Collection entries
• • •
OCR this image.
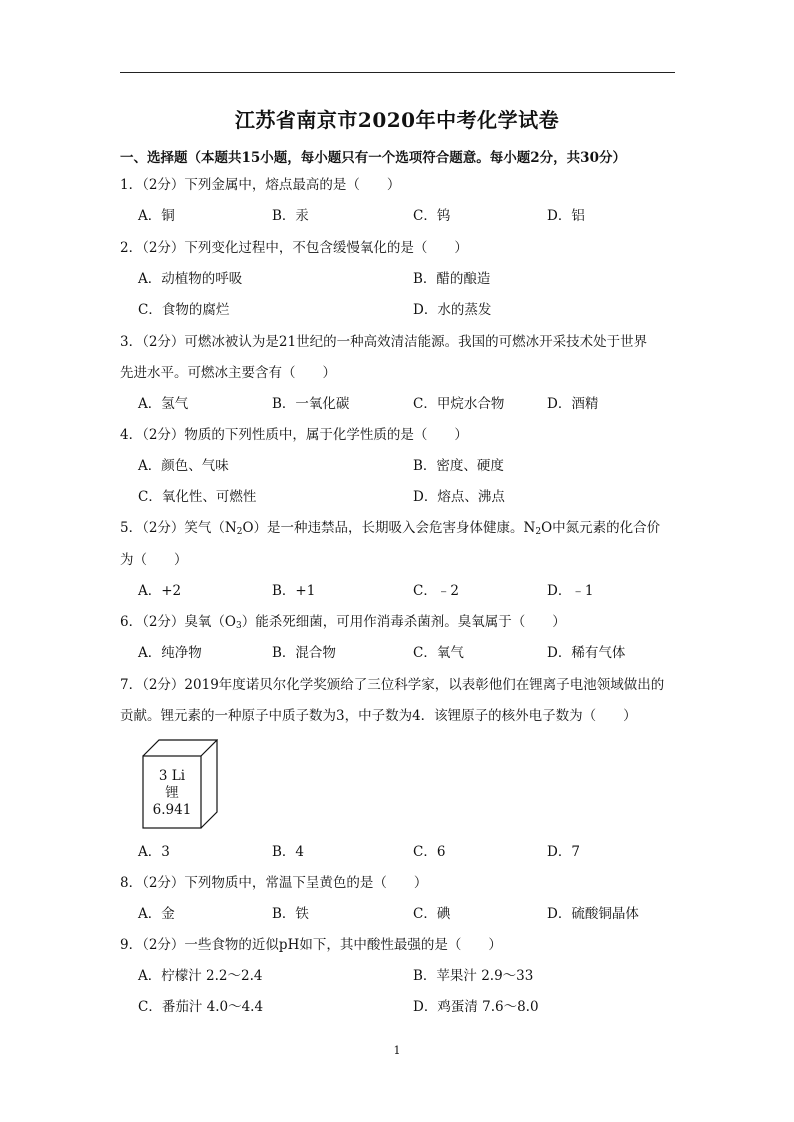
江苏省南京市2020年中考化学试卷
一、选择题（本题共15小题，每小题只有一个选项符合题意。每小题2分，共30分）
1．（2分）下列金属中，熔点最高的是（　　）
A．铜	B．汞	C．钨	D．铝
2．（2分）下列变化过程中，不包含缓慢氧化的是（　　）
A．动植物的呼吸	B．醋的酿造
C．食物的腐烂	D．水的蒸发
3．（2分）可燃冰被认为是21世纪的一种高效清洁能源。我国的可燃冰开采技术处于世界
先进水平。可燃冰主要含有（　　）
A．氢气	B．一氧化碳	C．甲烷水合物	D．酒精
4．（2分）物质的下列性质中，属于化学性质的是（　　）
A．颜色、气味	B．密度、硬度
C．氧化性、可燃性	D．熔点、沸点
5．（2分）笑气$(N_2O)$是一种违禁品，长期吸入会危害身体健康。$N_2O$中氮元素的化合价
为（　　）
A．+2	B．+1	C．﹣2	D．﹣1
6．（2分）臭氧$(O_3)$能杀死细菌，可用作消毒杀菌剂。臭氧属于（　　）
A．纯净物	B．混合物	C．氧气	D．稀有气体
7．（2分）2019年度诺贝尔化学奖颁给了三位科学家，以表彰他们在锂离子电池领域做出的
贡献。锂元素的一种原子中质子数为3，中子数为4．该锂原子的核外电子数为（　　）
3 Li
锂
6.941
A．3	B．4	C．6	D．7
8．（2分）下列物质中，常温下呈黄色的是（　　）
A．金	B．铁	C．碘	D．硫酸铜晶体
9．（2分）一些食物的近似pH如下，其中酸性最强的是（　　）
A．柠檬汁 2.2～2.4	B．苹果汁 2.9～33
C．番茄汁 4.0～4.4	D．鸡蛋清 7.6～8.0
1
• • •
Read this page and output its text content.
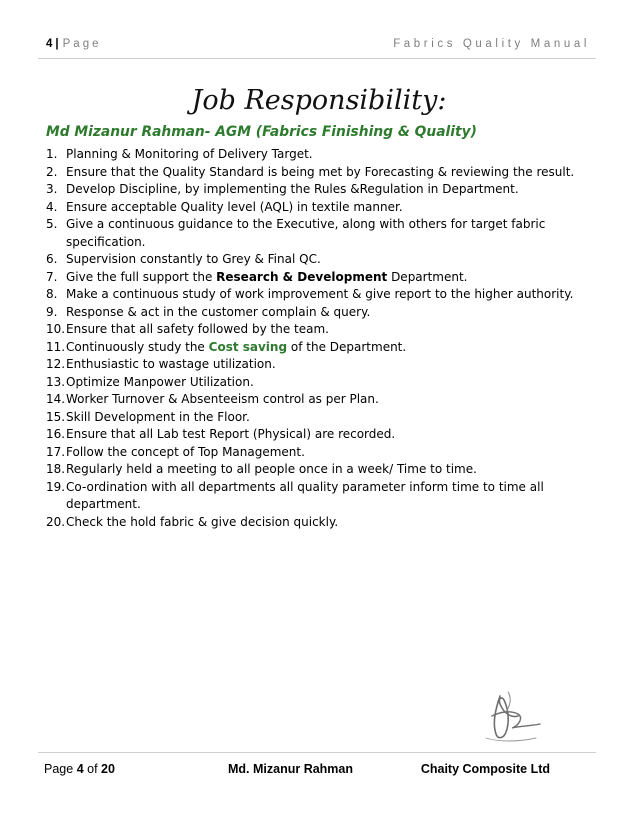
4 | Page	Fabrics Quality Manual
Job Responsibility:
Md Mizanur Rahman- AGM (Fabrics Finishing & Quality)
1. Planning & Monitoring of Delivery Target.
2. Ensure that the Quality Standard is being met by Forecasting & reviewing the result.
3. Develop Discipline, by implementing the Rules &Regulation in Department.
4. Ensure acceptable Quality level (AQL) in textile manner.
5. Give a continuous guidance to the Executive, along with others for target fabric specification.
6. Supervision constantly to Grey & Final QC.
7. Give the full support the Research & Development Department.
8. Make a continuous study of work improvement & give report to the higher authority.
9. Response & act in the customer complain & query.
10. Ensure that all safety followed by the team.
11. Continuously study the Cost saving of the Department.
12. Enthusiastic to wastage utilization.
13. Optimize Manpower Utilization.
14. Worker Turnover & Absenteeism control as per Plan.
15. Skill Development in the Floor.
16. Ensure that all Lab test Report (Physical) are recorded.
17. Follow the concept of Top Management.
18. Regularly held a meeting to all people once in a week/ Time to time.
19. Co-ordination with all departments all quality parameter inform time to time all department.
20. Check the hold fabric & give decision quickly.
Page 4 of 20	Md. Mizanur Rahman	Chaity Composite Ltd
• • •
_WORK TO COMPLETE_
Search the preceding listing for "study" and extract every line where it is found.

_FINISHED ANSWER_
8. Make a continuous study of work improvement & give report to the higher authority.
11. Continuously study the Cost saving of the Department.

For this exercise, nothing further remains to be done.